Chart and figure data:
— begin —

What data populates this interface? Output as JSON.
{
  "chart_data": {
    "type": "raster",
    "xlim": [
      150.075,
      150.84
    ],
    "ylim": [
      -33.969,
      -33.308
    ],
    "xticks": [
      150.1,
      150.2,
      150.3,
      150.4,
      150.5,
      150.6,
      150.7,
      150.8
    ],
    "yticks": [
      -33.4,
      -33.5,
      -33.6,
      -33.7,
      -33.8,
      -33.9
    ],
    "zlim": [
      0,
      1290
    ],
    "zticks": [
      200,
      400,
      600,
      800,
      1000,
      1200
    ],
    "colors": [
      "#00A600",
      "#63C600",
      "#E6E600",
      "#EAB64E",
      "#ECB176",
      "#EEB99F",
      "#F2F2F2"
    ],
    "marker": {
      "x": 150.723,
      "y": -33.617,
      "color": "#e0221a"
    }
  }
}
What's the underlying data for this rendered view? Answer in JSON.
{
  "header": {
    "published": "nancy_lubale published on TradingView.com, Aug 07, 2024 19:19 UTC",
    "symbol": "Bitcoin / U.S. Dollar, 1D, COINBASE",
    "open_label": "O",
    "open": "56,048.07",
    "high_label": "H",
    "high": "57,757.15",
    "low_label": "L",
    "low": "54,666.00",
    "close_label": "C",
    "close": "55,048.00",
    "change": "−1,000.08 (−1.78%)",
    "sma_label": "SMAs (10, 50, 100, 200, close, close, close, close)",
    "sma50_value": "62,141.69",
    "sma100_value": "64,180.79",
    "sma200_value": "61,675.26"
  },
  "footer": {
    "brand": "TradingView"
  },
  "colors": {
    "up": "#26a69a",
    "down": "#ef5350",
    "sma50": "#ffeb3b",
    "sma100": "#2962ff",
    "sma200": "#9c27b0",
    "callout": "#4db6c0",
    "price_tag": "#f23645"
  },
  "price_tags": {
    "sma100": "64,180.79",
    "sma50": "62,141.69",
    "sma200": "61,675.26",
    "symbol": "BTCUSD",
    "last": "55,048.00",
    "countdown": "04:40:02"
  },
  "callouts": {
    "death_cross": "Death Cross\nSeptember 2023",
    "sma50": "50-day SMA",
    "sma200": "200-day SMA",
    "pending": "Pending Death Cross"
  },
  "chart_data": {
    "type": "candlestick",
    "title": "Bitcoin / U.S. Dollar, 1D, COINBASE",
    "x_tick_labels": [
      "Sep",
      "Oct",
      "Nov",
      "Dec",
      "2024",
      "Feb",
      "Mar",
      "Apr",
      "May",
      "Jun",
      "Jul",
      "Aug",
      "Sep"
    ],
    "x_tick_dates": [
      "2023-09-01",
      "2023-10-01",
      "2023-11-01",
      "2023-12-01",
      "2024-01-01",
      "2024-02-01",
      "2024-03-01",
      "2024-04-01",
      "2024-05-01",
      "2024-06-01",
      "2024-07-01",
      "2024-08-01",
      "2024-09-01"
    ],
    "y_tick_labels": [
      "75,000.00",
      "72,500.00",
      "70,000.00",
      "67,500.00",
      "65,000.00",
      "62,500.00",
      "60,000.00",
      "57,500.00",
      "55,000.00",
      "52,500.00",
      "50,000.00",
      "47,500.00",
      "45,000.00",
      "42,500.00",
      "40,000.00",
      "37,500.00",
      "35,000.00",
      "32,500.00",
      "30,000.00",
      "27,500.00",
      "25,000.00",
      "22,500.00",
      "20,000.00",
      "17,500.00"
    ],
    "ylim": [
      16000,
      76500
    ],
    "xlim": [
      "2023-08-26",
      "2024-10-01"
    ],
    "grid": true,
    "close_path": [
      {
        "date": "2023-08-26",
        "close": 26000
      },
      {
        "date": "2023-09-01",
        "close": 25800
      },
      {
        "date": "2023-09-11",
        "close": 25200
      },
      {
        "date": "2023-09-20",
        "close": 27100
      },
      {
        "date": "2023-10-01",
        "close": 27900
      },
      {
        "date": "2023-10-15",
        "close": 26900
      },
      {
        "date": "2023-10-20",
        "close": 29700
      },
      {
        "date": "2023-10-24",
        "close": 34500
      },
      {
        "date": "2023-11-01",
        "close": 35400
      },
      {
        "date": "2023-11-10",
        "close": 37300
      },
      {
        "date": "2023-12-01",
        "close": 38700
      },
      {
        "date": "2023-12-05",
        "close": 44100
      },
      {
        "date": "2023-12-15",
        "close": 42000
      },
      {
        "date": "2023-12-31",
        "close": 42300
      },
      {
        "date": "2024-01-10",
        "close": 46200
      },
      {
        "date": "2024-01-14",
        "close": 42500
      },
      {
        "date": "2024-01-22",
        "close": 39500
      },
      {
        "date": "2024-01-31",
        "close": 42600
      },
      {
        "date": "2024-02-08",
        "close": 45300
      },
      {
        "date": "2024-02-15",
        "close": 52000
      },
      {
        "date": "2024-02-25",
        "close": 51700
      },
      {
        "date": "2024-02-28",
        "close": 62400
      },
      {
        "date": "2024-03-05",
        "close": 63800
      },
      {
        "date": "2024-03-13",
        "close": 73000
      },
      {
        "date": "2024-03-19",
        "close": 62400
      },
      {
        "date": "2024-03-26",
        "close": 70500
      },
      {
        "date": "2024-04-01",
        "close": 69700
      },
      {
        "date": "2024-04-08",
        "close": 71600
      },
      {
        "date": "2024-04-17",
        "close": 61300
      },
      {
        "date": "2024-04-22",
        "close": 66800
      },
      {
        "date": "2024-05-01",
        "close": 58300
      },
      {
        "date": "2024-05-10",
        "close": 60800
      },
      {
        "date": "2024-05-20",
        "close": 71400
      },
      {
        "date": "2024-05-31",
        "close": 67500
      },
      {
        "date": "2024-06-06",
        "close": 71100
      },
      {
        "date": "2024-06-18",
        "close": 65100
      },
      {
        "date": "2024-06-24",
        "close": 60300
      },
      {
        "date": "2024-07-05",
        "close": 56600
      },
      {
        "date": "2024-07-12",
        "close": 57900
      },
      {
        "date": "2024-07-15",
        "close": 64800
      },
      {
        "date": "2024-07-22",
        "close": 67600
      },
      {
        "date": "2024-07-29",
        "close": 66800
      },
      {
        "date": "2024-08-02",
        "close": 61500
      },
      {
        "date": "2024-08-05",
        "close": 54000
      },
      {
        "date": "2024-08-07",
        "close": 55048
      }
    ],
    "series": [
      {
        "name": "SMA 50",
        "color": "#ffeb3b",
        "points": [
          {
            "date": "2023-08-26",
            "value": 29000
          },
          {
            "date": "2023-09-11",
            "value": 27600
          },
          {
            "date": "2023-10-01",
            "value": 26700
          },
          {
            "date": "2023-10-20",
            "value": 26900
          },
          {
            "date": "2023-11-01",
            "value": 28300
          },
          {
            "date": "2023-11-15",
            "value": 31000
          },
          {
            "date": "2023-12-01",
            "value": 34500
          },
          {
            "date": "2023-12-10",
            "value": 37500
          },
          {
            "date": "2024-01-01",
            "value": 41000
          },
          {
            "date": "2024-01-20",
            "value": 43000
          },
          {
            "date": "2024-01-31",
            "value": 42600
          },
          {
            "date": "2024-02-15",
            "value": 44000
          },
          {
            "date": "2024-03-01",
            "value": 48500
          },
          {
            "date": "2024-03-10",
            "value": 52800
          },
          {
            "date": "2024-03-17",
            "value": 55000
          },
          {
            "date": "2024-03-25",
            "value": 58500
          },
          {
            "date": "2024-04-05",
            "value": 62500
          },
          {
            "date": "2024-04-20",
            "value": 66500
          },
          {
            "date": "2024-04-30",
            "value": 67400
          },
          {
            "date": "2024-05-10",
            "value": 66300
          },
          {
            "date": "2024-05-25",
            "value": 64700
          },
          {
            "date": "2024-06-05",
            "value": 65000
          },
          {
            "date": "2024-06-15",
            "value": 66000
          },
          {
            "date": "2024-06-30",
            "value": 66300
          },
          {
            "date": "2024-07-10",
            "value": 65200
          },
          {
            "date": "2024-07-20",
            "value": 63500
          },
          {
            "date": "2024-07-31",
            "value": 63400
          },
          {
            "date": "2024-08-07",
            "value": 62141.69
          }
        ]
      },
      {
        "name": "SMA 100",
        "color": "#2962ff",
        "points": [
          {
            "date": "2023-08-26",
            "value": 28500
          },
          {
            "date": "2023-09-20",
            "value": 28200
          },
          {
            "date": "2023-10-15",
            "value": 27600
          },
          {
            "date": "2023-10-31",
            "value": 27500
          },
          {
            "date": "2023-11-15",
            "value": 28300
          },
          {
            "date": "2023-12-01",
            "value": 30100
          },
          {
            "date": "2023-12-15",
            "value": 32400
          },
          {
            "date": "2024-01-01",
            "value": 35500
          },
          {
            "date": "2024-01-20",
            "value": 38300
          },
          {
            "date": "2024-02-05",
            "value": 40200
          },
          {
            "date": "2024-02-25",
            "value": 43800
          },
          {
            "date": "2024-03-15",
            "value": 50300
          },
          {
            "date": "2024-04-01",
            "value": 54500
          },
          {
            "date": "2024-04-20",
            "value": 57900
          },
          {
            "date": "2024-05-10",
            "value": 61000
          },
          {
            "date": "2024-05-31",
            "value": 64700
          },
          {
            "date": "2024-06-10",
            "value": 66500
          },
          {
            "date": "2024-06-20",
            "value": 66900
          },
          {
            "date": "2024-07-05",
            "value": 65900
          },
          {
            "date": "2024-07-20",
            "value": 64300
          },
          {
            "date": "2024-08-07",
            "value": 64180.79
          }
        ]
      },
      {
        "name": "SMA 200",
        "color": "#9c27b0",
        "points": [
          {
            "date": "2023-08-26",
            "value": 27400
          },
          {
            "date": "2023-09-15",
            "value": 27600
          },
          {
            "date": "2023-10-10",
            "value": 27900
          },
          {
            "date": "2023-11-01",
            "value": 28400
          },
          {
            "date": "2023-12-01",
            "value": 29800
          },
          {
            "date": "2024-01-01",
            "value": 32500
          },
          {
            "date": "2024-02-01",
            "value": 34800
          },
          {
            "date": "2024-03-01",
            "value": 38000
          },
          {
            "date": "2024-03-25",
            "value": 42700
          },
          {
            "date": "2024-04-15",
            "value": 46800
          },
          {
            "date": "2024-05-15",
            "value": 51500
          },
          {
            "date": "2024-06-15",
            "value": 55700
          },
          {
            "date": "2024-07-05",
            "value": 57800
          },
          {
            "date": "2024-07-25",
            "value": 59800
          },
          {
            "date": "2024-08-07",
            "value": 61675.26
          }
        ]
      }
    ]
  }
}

— end —

## [WORK TO COMPLETE]
Where a line holds "TradingView", copy that line.

## [WRITTEN ANSWER]
    "published": "nancy_lubale published on TradingView.com, Aug 07, 2024 19:19 UTC",
    "brand": "TradingView"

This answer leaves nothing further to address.